Task description.
Write out the records word for word, with no pictures.

Task inputs.

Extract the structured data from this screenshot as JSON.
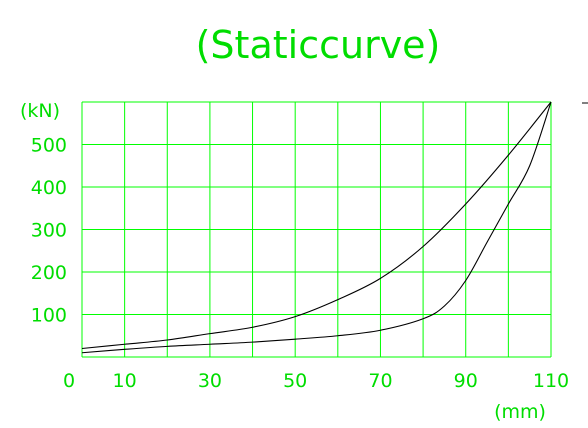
{
  "chart_data": {
    "type": "line",
    "title": "(Staticcurve)",
    "xlabel": "(mm)",
    "ylabel": "(kN)",
    "xlim": [
      0,
      110
    ],
    "ylim": [
      0,
      600
    ],
    "grid": true,
    "grid_color": "#00ff00",
    "text_color": "#00dd00",
    "line_color": "#000000",
    "x_tick_values": [
      0,
      10,
      30,
      50,
      70,
      90,
      110
    ],
    "x_tick_labels": [
      "0",
      "10",
      "30",
      "50",
      "70",
      "90",
      "110"
    ],
    "y_tick_values": [
      100,
      200,
      300,
      400,
      500
    ],
    "y_tick_labels": [
      "100",
      "200",
      "300",
      "400",
      "500"
    ],
    "x_grid": [
      0,
      10,
      20,
      30,
      40,
      50,
      60,
      70,
      80,
      90,
      100,
      110
    ],
    "y_grid": [
      0,
      100,
      200,
      300,
      400,
      500,
      600
    ],
    "series": [
      {
        "x": [
          0,
          10,
          20,
          30,
          40,
          50,
          60,
          70,
          80,
          90,
          100,
          110
        ],
        "y": [
          20,
          30,
          40,
          55,
          70,
          95,
          135,
          185,
          260,
          360,
          475,
          600
        ]
      },
      {
        "x": [
          0,
          10,
          20,
          30,
          40,
          50,
          60,
          70,
          80,
          85,
          90,
          95,
          100,
          105,
          110
        ],
        "y": [
          10,
          18,
          25,
          30,
          35,
          42,
          50,
          63,
          90,
          120,
          180,
          270,
          360,
          450,
          600
        ]
      }
    ]
  }
}
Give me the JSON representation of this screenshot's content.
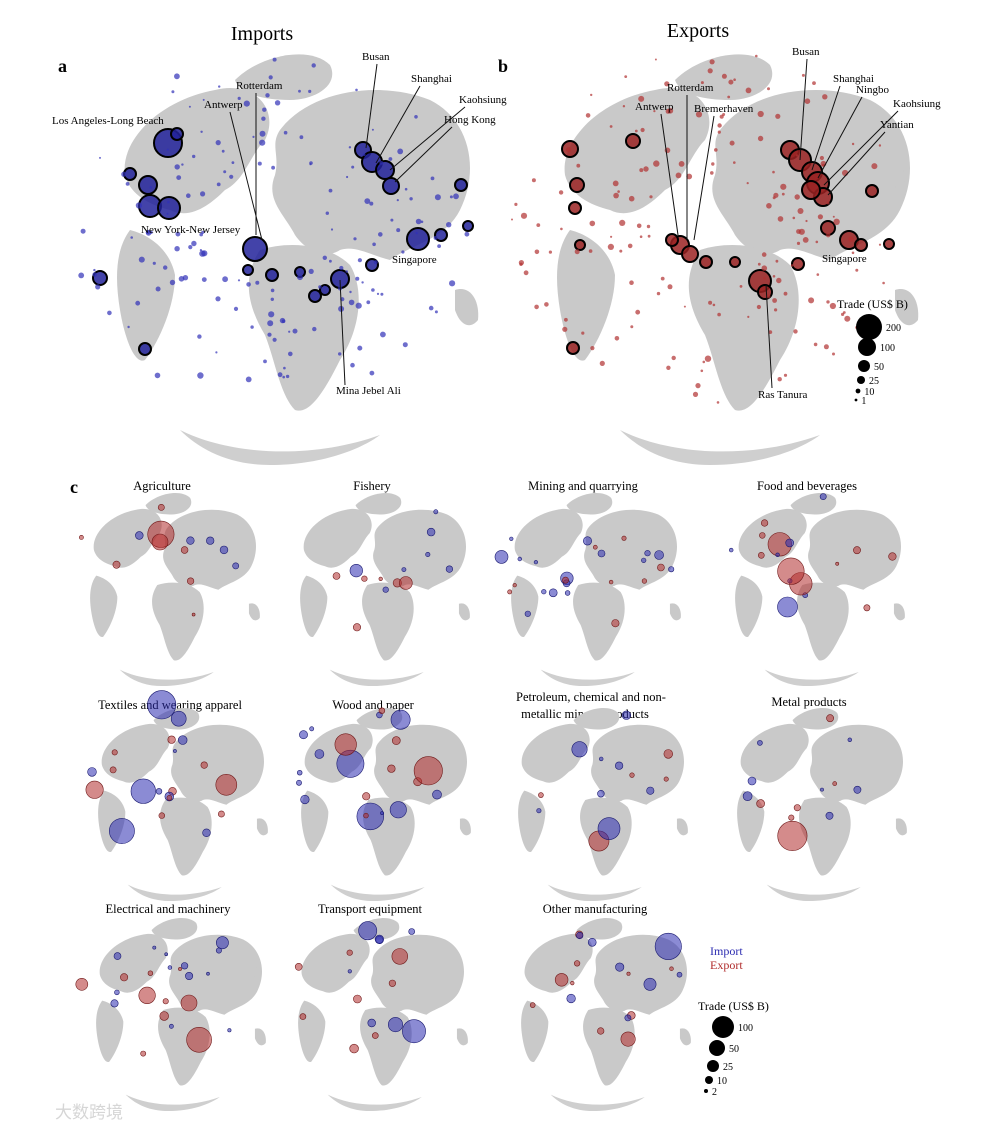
{
  "panels": {
    "a": {
      "letter": "a",
      "title": "Imports",
      "color": "#1a1a8c",
      "labels": [
        "Los Angeles-Long Beach",
        "Antwerp",
        "Rotterdam",
        "Busan",
        "Shanghai",
        "Kaohsiung",
        "Hong Kong",
        "New York-New Jersey",
        "Singapore",
        "Mina Jebel Ali"
      ]
    },
    "b": {
      "letter": "b",
      "title": "Exports",
      "color": "#8c1a1a",
      "labels": [
        "Busan",
        "Shanghai",
        "Ningbo",
        "Kaohsiung",
        "Yantian",
        "Rotterdam",
        "Antwerp",
        "Bremerhaven",
        "Singapore",
        "Ras Tanura"
      ]
    },
    "c": {
      "letter": "c",
      "sectors": [
        "Agriculture",
        "Fishery",
        "Mining and quarrying",
        "Food and beverages",
        "Textiles and wearing apparel",
        "Wood and paper",
        "Petroleum, chemical and non-metallic mineral products",
        "Metal products",
        "Electrical and machinery",
        "Transport equipment",
        "Other manufacturing"
      ],
      "sector_title_lines": {
        "s6_line1": "Petroleum, chemical and non-",
        "s6_line2": "metallic mineral products"
      }
    }
  },
  "legend_b": {
    "title": "Trade (US$ B)",
    "values": [
      200,
      100,
      50,
      25,
      10,
      1
    ]
  },
  "legend_c": {
    "import_label": "Import",
    "export_label": "Export",
    "import_color": "#2b2bb0",
    "export_color": "#b02b2b",
    "title": "Trade (US$ B)",
    "values": [
      100,
      50,
      25,
      10,
      2
    ]
  },
  "watermark": "大数跨境"
}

Written answer.
Extract the structured data from this screenshot as JSON.
{
  "chart_data": {
    "type": "line",
    "title": "(Staticcurve)",
    "xlabel": "(mm)",
    "ylabel": "(kN)",
    "xlim": [
      0,
      110
    ],
    "ylim": [
      0,
      600
    ],
    "grid": true,
    "grid_color": "#00ff00",
    "text_color": "#00dd00",
    "line_color": "#000000",
    "x_tick_values": [
      0,
      10,
      30,
      50,
      70,
      90,
      110
    ],
    "x_tick_labels": [
      "0",
      "10",
      "30",
      "50",
      "70",
      "90",
      "110"
    ],
    "y_tick_values": [
      100,
      200,
      300,
      400,
      500
    ],
    "y_tick_labels": [
      "100",
      "200",
      "300",
      "400",
      "500"
    ],
    "x_grid": [
      0,
      10,
      20,
      30,
      40,
      50,
      60,
      70,
      80,
      90,
      100,
      110
    ],
    "y_grid": [
      0,
      100,
      200,
      300,
      400,
      500,
      600
    ],
    "series": [
      {
        "x": [
          0,
          10,
          20,
          30,
          40,
          50,
          60,
          70,
          80,
          90,
          100,
          110
        ],
        "y": [
          20,
          30,
          40,
          55,
          70,
          95,
          135,
          185,
          260,
          360,
          475,
          600
        ]
      },
      {
        "x": [
          0,
          10,
          20,
          30,
          40,
          50,
          60,
          70,
          80,
          85,
          90,
          95,
          100,
          105,
          110
        ],
        "y": [
          10,
          18,
          25,
          30,
          35,
          42,
          50,
          63,
          90,
          120,
          180,
          270,
          360,
          450,
          600
        ]
      }
    ]
  }
}
Give me the JSON representation of this screenshot's content.
{
  "panels": {
    "a": {
      "letter": "a",
      "title": "Imports",
      "color": "#1a1a8c",
      "labels": [
        "Los Angeles-Long Beach",
        "Antwerp",
        "Rotterdam",
        "Busan",
        "Shanghai",
        "Kaohsiung",
        "Hong Kong",
        "New York-New Jersey",
        "Singapore",
        "Mina Jebel Ali"
      ]
    },
    "b": {
      "letter": "b",
      "title": "Exports",
      "color": "#8c1a1a",
      "labels": [
        "Busan",
        "Shanghai",
        "Ningbo",
        "Kaohsiung",
        "Yantian",
        "Rotterdam",
        "Antwerp",
        "Bremerhaven",
        "Singapore",
        "Ras Tanura"
      ]
    },
    "c": {
      "letter": "c",
      "sectors": [
        "Agriculture",
        "Fishery",
        "Mining and quarrying",
        "Food and beverages",
        "Textiles and wearing apparel",
        "Wood and paper",
        "Petroleum, chemical and non-metallic mineral products",
        "Metal products",
        "Electrical and machinery",
        "Transport equipment",
        "Other manufacturing"
      ],
      "sector_title_lines": {
        "s6_line1": "Petroleum, chemical and non-",
        "s6_line2": "metallic mineral products"
      }
    }
  },
  "legend_b": {
    "title": "Trade (US$ B)",
    "values": [
      200,
      100,
      50,
      25,
      10,
      1
    ]
  },
  "legend_c": {
    "import_label": "Import",
    "export_label": "Export",
    "import_color": "#2b2bb0",
    "export_color": "#b02b2b",
    "title": "Trade (US$ B)",
    "values": [
      100,
      50,
      25,
      10,
      2
    ]
  },
  "watermark": "大数跨境"
}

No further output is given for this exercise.